═════ Data for processing

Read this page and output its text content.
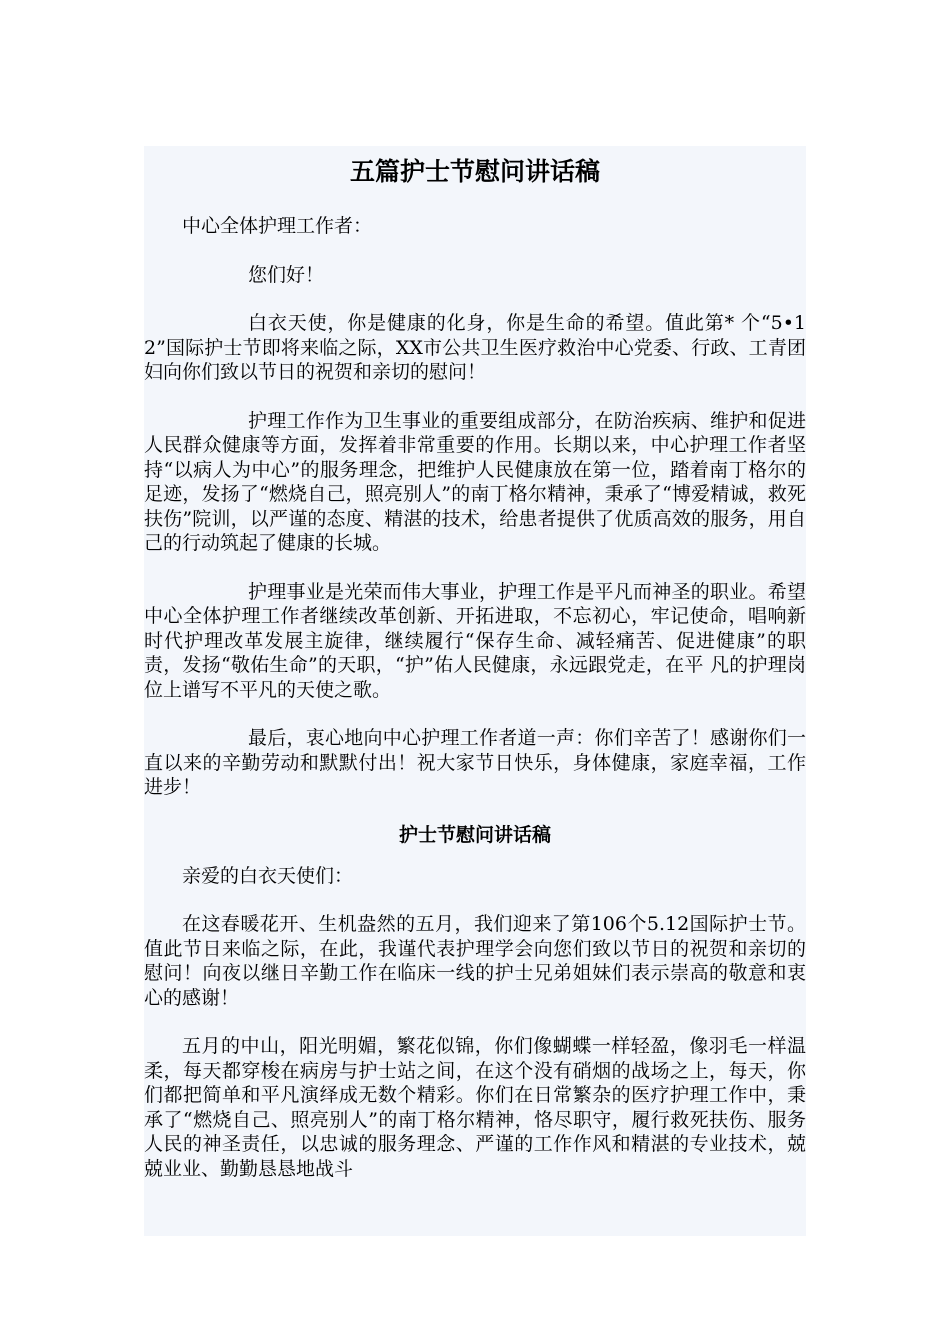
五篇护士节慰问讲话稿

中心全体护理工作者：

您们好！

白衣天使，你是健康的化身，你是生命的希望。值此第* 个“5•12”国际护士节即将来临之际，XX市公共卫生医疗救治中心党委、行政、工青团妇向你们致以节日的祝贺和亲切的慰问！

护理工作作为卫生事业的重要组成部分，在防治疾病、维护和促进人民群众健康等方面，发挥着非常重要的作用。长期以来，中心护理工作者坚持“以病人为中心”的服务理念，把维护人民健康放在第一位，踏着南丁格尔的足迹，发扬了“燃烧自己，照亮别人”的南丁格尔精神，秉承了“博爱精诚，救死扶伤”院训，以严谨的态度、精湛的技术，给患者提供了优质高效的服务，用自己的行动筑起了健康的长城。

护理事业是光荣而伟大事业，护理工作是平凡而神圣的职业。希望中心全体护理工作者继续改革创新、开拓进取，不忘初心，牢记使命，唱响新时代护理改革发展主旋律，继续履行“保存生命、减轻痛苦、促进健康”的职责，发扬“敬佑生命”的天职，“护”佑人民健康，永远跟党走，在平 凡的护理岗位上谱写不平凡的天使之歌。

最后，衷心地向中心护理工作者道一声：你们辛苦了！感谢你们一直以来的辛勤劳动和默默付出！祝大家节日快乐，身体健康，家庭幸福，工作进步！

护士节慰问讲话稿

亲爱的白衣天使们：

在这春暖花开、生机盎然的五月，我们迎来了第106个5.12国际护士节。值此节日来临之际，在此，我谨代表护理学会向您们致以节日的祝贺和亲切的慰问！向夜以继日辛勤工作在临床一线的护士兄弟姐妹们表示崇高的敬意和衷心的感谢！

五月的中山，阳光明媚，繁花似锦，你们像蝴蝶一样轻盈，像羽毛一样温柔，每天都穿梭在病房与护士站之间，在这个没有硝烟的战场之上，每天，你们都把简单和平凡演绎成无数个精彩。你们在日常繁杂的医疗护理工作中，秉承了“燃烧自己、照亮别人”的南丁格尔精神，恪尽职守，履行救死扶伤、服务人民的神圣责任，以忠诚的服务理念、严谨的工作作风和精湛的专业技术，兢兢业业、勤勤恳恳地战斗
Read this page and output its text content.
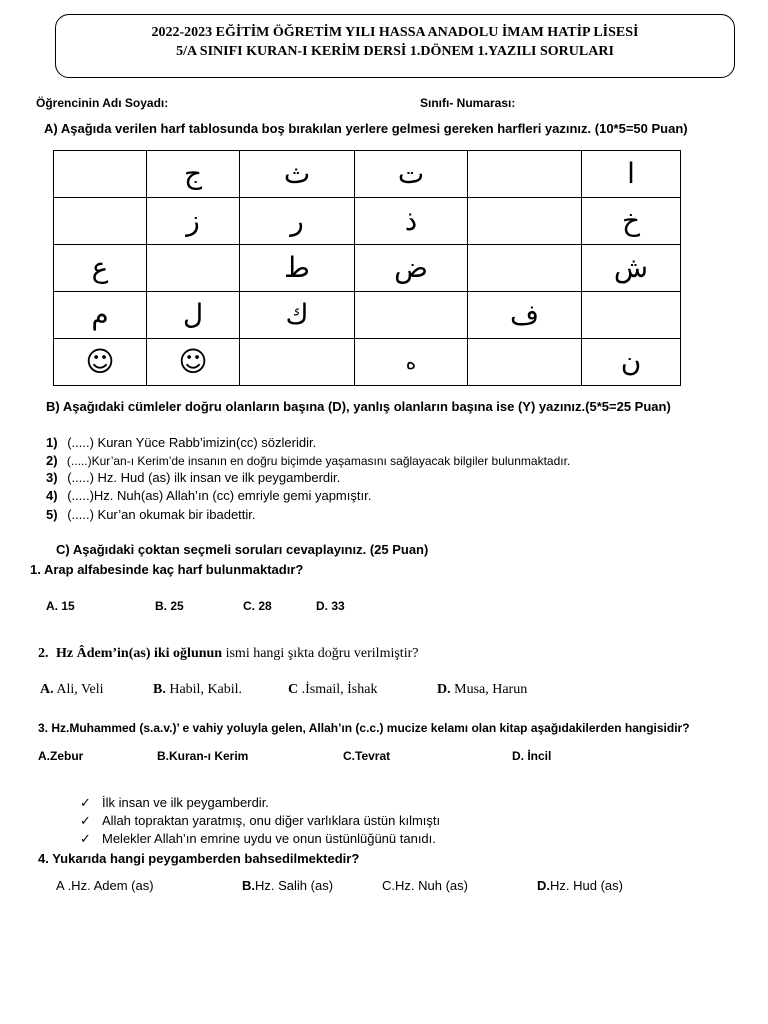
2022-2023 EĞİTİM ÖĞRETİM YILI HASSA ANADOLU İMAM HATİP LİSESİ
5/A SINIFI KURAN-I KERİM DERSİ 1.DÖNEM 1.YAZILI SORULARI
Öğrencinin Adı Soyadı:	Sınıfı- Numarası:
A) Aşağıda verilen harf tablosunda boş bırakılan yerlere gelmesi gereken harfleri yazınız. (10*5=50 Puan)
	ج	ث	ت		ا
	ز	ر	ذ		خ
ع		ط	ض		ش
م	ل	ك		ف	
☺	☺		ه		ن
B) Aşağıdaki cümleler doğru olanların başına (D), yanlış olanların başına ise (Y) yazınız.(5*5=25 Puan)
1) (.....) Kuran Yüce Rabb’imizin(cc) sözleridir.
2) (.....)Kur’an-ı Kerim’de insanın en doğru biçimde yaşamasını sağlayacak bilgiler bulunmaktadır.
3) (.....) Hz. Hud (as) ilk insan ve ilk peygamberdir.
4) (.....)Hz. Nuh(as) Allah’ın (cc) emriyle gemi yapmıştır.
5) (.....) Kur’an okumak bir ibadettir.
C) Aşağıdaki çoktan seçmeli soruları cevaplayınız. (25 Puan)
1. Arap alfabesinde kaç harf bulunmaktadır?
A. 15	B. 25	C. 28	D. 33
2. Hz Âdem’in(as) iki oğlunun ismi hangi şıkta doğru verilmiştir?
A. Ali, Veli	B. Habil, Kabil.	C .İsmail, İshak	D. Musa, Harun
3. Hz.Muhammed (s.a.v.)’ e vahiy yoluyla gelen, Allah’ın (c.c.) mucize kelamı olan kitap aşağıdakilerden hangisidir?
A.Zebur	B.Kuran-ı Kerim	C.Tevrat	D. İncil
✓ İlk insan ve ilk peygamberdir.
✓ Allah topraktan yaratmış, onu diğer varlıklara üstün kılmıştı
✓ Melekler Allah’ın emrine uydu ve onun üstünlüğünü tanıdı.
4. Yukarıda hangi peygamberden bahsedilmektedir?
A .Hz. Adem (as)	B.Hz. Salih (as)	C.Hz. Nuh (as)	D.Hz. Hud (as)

══════════
═════ Data for processing

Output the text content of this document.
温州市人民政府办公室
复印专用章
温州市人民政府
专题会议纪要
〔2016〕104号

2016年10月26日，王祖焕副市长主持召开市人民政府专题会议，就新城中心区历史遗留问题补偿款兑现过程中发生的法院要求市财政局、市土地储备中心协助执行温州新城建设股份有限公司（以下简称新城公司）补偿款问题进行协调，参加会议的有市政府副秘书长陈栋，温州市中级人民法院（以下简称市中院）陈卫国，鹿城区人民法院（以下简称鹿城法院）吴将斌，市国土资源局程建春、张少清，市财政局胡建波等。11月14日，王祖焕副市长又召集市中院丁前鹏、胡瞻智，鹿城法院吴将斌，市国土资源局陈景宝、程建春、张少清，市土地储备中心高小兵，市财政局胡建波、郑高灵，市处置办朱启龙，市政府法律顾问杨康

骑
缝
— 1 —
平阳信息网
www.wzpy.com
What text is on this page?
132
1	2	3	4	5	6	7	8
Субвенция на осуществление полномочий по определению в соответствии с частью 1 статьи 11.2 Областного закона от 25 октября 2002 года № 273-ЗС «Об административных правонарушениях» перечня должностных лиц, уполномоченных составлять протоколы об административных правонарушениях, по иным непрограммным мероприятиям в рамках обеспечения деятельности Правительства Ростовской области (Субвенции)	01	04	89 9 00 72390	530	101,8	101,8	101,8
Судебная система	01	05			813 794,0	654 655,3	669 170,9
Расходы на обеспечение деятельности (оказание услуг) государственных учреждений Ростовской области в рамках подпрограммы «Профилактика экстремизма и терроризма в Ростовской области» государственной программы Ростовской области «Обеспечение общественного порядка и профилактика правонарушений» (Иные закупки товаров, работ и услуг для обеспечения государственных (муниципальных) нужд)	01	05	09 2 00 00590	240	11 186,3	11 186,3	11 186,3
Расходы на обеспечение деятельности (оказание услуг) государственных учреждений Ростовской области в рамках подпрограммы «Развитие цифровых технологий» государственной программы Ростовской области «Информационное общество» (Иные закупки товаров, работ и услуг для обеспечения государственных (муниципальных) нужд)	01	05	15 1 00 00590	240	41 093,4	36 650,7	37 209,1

══════════

• **Request**:
Among the entries, how many lines include the word "Расходы"? Answer with a single number and nothing further.

• **Output**:
2